▶ To be done
Retype all the records with nothing changed.

+++ Available data

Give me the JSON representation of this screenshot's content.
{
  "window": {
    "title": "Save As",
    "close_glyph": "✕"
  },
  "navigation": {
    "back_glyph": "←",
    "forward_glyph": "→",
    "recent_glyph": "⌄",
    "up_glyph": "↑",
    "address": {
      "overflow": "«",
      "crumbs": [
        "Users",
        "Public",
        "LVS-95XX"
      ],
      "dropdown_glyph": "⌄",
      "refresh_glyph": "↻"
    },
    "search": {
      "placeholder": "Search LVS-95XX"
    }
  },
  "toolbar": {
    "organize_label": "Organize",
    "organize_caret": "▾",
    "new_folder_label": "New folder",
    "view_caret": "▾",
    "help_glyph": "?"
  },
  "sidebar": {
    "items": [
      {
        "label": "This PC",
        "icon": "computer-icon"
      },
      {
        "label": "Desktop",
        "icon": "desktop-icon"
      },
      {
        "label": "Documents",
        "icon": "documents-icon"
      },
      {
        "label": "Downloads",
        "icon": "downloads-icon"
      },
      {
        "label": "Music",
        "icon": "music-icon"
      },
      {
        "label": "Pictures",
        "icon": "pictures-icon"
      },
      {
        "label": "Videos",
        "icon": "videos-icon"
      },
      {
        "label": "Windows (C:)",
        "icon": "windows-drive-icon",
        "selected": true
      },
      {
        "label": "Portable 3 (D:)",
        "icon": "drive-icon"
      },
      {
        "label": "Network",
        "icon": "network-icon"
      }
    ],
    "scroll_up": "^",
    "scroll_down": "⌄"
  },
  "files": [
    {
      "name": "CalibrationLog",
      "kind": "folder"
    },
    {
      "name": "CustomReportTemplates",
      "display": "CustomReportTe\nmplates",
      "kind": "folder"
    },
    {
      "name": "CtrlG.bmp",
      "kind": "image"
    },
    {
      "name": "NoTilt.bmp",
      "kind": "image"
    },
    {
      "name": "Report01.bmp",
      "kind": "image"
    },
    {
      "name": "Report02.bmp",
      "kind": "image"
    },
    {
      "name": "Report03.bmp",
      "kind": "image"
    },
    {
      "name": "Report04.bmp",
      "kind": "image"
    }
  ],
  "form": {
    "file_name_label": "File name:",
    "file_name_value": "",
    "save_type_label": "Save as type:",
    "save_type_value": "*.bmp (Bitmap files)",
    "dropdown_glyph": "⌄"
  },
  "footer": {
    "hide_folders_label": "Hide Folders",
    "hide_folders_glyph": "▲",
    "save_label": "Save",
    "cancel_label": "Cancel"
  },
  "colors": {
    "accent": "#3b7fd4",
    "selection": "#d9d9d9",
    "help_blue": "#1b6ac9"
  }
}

++++++

▶ Reply to the task
Give me the JSON representation of this screenshot's content.
{
  "window": {
    "title": "Save As",
    "close_glyph": "✕"
  },
  "navigation": {
    "back_glyph": "←",
    "forward_glyph": "→",
    "recent_glyph": "⌄",
    "up_glyph": "↑",
    "address": {
      "overflow": "«",
      "crumbs": [
        "Users",
        "Public",
        "LVS-95XX"
      ],
      "dropdown_glyph": "⌄",
      "refresh_glyph": "↻"
    },
    "search": {
      "placeholder": "Search LVS-95XX"
    }
  },
  "toolbar": {
    "organize_label": "Organize",
    "organize_caret": "▾",
    "new_folder_label": "New folder",
    "view_caret": "▾",
    "help_glyph": "?"
  },
  "sidebar": {
    "items": [
      {
        "label": "This PC",
        "icon": "computer-icon"
      },
      {
        "label": "Desktop",
        "icon": "desktop-icon"
      },
      {
        "label": "Documents",
        "icon": "documents-icon"
      },
      {
        "label": "Downloads",
        "icon": "downloads-icon"
      },
      {
        "label": "Music",
        "icon": "music-icon"
      },
      {
        "label": "Pictures",
        "icon": "pictures-icon"
      },
      {
        "label": "Videos",
        "icon": "videos-icon"
      },
      {
        "label": "Windows (C:)",
        "icon": "windows-drive-icon",
        "selected": true
      },
      {
        "label": "Portable 3 (D:)",
        "icon": "drive-icon"
      },
      {
        "label": "Network",
        "icon": "network-icon"
      }
    ],
    "scroll_up": "^",
    "scroll_down": "⌄"
  },
  "files": [
    {
      "name": "CalibrationLog",
      "kind": "folder"
    },
    {
      "name": "CustomReportTemplates",
      "display": "CustomReportTe\nmplates",
      "kind": "folder"
    },
    {
      "name": "CtrlG.bmp",
      "kind": "image"
    },
    {
      "name": "NoTilt.bmp",
      "kind": "image"
    },
    {
      "name": "Report01.bmp",
      "kind": "image"
    },
    {
      "name": "Report02.bmp",
      "kind": "image"
    },
    {
      "name": "Report03.bmp",
      "kind": "image"
    },
    {
      "name": "Report04.bmp",
      "kind": "image"
    }
  ],
  "form": {
    "file_name_label": "File name:",
    "file_name_value": "",
    "save_type_label": "Save as type:",
    "save_type_value": "*.bmp (Bitmap files)",
    "dropdown_glyph": "⌄"
  },
  "footer": {
    "hide_folders_label": "Hide Folders",
    "hide_folders_glyph": "▲",
    "save_label": "Save",
    "cancel_label": "Cancel"
  },
  "colors": {
    "accent": "#3b7fd4",
    "selection": "#d9d9d9",
    "help_blue": "#1b6ac9"
  }
}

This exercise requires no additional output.